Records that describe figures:

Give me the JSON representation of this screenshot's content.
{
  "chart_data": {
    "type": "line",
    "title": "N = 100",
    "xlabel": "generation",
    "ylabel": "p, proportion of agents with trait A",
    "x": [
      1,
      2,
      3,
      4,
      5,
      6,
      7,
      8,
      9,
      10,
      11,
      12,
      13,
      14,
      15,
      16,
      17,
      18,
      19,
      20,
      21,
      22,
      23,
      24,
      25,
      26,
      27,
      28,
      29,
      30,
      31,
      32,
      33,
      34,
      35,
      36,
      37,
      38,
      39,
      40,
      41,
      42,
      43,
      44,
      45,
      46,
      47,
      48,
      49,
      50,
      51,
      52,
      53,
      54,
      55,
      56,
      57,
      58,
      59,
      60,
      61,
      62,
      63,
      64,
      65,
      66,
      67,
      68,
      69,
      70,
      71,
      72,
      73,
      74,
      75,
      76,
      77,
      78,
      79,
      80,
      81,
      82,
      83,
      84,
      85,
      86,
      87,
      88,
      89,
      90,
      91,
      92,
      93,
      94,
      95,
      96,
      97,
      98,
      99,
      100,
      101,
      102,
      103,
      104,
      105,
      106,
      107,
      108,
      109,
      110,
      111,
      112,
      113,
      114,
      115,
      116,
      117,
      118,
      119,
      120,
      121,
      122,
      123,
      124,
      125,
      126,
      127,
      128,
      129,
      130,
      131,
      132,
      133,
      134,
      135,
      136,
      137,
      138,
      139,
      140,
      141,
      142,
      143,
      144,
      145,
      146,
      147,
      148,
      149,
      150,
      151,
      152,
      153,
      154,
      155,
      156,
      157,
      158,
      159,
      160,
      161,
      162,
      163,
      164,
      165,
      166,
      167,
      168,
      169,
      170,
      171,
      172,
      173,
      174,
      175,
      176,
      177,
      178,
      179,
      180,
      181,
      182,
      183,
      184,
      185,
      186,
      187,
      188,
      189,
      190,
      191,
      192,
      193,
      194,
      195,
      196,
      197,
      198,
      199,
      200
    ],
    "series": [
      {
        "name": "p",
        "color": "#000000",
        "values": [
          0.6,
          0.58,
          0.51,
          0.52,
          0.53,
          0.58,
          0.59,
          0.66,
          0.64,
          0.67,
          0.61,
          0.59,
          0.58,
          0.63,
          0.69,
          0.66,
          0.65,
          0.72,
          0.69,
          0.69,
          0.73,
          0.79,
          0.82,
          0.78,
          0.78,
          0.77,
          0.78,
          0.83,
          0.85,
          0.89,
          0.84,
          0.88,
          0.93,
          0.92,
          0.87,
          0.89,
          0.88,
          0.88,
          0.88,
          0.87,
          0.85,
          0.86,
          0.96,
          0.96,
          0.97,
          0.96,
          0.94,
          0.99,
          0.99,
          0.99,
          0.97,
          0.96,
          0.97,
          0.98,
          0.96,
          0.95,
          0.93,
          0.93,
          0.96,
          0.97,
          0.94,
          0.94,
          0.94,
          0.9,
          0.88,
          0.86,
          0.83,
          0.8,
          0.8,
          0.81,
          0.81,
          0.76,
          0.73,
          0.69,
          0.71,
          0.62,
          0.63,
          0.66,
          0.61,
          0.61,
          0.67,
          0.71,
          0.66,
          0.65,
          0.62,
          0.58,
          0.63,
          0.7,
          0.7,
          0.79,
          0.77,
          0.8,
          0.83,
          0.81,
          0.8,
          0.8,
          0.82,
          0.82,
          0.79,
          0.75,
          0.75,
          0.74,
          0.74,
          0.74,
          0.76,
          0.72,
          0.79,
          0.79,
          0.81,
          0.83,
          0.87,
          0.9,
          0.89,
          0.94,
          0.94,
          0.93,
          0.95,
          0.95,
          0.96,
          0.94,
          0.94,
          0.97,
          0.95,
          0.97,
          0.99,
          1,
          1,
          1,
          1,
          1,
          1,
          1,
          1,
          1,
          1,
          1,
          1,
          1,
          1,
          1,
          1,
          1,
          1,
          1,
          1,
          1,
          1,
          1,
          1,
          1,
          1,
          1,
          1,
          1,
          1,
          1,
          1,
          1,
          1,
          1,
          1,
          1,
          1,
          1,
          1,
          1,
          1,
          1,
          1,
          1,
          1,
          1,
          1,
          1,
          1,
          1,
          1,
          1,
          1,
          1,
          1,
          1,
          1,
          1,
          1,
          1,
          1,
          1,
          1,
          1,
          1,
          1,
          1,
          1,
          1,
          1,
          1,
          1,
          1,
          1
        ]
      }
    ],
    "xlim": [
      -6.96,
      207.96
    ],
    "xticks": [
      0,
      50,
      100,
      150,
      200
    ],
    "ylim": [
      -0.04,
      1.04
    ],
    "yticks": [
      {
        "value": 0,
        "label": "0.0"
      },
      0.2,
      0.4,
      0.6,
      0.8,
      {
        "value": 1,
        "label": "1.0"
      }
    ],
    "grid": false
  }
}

• _Instruction_
Write out all records exactly, keeping every detail.

• _Exercise output_
Give me the JSON representation of this screenshot's content.
{
  "chart_data": {
    "type": "line",
    "title": "N = 100",
    "xlabel": "generation",
    "ylabel": "p, proportion of agents with trait A",
    "x": [
      1,
      2,
      3,
      4,
      5,
      6,
      7,
      8,
      9,
      10,
      11,
      12,
      13,
      14,
      15,
      16,
      17,
      18,
      19,
      20,
      21,
      22,
      23,
      24,
      25,
      26,
      27,
      28,
      29,
      30,
      31,
      32,
      33,
      34,
      35,
      36,
      37,
      38,
      39,
      40,
      41,
      42,
      43,
      44,
      45,
      46,
      47,
      48,
      49,
      50,
      51,
      52,
      53,
      54,
      55,
      56,
      57,
      58,
      59,
      60,
      61,
      62,
      63,
      64,
      65,
      66,
      67,
      68,
      69,
      70,
      71,
      72,
      73,
      74,
      75,
      76,
      77,
      78,
      79,
      80,
      81,
      82,
      83,
      84,
      85,
      86,
      87,
      88,
      89,
      90,
      91,
      92,
      93,
      94,
      95,
      96,
      97,
      98,
      99,
      100,
      101,
      102,
      103,
      104,
      105,
      106,
      107,
      108,
      109,
      110,
      111,
      112,
      113,
      114,
      115,
      116,
      117,
      118,
      119,
      120,
      121,
      122,
      123,
      124,
      125,
      126,
      127,
      128,
      129,
      130,
      131,
      132,
      133,
      134,
      135,
      136,
      137,
      138,
      139,
      140,
      141,
      142,
      143,
      144,
      145,
      146,
      147,
      148,
      149,
      150,
      151,
      152,
      153,
      154,
      155,
      156,
      157,
      158,
      159,
      160,
      161,
      162,
      163,
      164,
      165,
      166,
      167,
      168,
      169,
      170,
      171,
      172,
      173,
      174,
      175,
      176,
      177,
      178,
      179,
      180,
      181,
      182,
      183,
      184,
      185,
      186,
      187,
      188,
      189,
      190,
      191,
      192,
      193,
      194,
      195,
      196,
      197,
      198,
      199,
      200
    ],
    "series": [
      {
        "name": "p",
        "color": "#000000",
        "values": [
          0.6,
          0.58,
          0.51,
          0.52,
          0.53,
          0.58,
          0.59,
          0.66,
          0.64,
          0.67,
          0.61,
          0.59,
          0.58,
          0.63,
          0.69,
          0.66,
          0.65,
          0.72,
          0.69,
          0.69,
          0.73,
          0.79,
          0.82,
          0.78,
          0.78,
          0.77,
          0.78,
          0.83,
          0.85,
          0.89,
          0.84,
          0.88,
          0.93,
          0.92,
          0.87,
          0.89,
          0.88,
          0.88,
          0.88,
          0.87,
          0.85,
          0.86,
          0.96,
          0.96,
          0.97,
          0.96,
          0.94,
          0.99,
          0.99,
          0.99,
          0.97,
          0.96,
          0.97,
          0.98,
          0.96,
          0.95,
          0.93,
          0.93,
          0.96,
          0.97,
          0.94,
          0.94,
          0.94,
          0.9,
          0.88,
          0.86,
          0.83,
          0.8,
          0.8,
          0.81,
          0.81,
          0.76,
          0.73,
          0.69,
          0.71,
          0.62,
          0.63,
          0.66,
          0.61,
          0.61,
          0.67,
          0.71,
          0.66,
          0.65,
          0.62,
          0.58,
          0.63,
          0.7,
          0.7,
          0.79,
          0.77,
          0.8,
          0.83,
          0.81,
          0.8,
          0.8,
          0.82,
          0.82,
          0.79,
          0.75,
          0.75,
          0.74,
          0.74,
          0.74,
          0.76,
          0.72,
          0.79,
          0.79,
          0.81,
          0.83,
          0.87,
          0.9,
          0.89,
          0.94,
          0.94,
          0.93,
          0.95,
          0.95,
          0.96,
          0.94,
          0.94,
          0.97,
          0.95,
          0.97,
          0.99,
          1,
          1,
          1,
          1,
          1,
          1,
          1,
          1,
          1,
          1,
          1,
          1,
          1,
          1,
          1,
          1,
          1,
          1,
          1,
          1,
          1,
          1,
          1,
          1,
          1,
          1,
          1,
          1,
          1,
          1,
          1,
          1,
          1,
          1,
          1,
          1,
          1,
          1,
          1,
          1,
          1,
          1,
          1,
          1,
          1,
          1,
          1,
          1,
          1,
          1,
          1,
          1,
          1,
          1,
          1,
          1,
          1,
          1,
          1,
          1,
          1,
          1,
          1,
          1,
          1,
          1,
          1,
          1,
          1,
          1,
          1,
          1,
          1,
          1,
          1
        ]
      }
    ],
    "xlim": [
      -6.96,
      207.96
    ],
    "xticks": [
      0,
      50,
      100,
      150,
      200
    ],
    "ylim": [
      -0.04,
      1.04
    ],
    "yticks": [
      {
        "value": 0,
        "label": "0.0"
      },
      0.2,
      0.4,
      0.6,
      0.8,
      {
        "value": 1,
        "label": "1.0"
      }
    ],
    "grid": false
  }
}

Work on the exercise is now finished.